╭─ SUPPLIED TEXT
Did you know that there is a DNS service that allows you to put your custom DNS branding on the name servers the DNS provider offers? With DNS branding, you can put the name of a domain you own instead of the names that come by default, like ns1.DNSprovider.com, and be changed to ns1.YourDomain.com.
Why would you want to use Vanity name server?
What is a Vanity name server (DNS Branding)?
DNS Branding offers vanity name servers that are name servers that you can put a custom name on them instead of the DNS provider’s default name. You can put your own domain name, hide the DNS provider, and have a better brand image.
See the following example of Vanity name servers, so you get the idea better:
DNS Vanity name servers are actually a mask on top of the DNS provider.
Why use Vanity name server?
Because using Vanity name server will show the custom name, like ns1.YourDomain.com, when somebody is performing a Whois lookup or using any of the commands for testing NS DNS records.
Another reason is that using this DNS branding is that you can hide which exactly is your DNS provider or public DNS server you are using, so nobody uses this information against you in any way.
White-label services. You can offer different network services and make a deal with a DNS provider, to offer their services through your plans, without mentioning their involvement and slapping your brand on top of the DNS service. That way, you can add more features and look like a truly feature-rich service provider.
How can you set up a Vanity name server?
Configuring Vanity name servers takes a few simple steps, and it is very similar on most of the DNS providers:
First, go to your domain registrar site and log in. There we need to add Child Name Servers to your domain. Those servers you want to use like ns1.YourDomain.com, ns2.YourDomain.com, etc., and add the IP addresses according to the domain registrar.
Now, go to your DNS settings and add the same A records as the Child Name Servers for the DNS zone. You can do it for your Primary DNS zone or Secondary DNS zone. Both work.
After adding the A DNS records, the same way as the Child Name Servers, it is time to change the NS records (name server record) that you can find the DNS zone. Edit the existing ones, or delete them and add a new one. The content of them should look like YourDomain.com NS ns1.YourDomain.com, and so on for the rest of them.
Time to get back to the domain registrar settings. There, from the control panel, change the previous name servers with those you just created. You might need to wait up to 48 hours to update the DNS records on all the DNS resolvers.
Now you know what Vanity name servers are, what purpose do they have, and how to start using them, are you interested in using them?
╰─
╭─ DATA TO EXAMINE
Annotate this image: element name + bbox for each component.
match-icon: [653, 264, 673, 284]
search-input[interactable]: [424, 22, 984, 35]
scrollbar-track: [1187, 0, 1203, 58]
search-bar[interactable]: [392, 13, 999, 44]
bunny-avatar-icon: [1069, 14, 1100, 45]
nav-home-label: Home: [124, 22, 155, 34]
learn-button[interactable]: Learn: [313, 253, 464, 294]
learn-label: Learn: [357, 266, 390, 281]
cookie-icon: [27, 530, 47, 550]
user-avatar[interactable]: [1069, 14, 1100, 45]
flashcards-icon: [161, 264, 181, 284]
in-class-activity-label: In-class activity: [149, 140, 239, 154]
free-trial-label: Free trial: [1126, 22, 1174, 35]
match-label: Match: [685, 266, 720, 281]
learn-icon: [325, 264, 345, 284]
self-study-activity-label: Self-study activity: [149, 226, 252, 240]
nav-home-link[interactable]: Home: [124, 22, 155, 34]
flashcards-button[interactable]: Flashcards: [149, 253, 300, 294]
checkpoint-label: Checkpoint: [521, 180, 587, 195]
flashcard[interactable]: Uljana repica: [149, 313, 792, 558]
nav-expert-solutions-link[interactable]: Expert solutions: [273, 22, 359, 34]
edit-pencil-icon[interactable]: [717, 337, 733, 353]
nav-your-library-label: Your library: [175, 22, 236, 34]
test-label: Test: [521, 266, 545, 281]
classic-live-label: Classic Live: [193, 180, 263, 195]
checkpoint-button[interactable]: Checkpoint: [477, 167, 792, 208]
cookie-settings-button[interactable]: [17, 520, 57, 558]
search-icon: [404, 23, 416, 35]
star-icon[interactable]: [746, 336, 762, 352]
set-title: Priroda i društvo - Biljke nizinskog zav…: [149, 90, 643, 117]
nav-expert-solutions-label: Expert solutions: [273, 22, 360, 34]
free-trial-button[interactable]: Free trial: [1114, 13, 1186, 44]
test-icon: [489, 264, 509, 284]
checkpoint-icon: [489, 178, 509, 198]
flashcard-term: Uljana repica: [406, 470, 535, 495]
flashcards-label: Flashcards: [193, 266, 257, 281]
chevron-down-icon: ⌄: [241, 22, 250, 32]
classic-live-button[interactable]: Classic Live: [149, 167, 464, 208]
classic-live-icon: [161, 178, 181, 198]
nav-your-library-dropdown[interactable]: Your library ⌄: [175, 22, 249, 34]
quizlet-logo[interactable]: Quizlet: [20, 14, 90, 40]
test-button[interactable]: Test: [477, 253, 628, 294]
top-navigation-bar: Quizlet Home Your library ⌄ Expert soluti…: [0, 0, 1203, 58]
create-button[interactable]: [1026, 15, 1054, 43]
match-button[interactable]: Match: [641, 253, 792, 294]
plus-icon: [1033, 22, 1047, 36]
╰─
• [ASSIGNED TASK]: Reproduce the part of the vanity name server article that opens with "Because using Vanity" and closes with "feature-rich service provider.", swapping "Whois lookup" for "WHOIS query".

• [OUTPUT OF THE TASK]:
Because using Vanity name server will show the custom name, like ns1.YourDomain.com, when somebody is performing a WHOIS query or using any of the commands for testing NS DNS records.
Another reason is that using this DNS branding is that you can hide which exactly is your DNS provider or public DNS server you are using, so nobody uses this information against you in any way.
White-label services. You can offer different network services and make a deal with a DNS provider, to offer their services through your plans, without mentioning their involvement and slapping your brand on top of the DNS service. That way, you can add more features and look like a truly feature-rich service provider.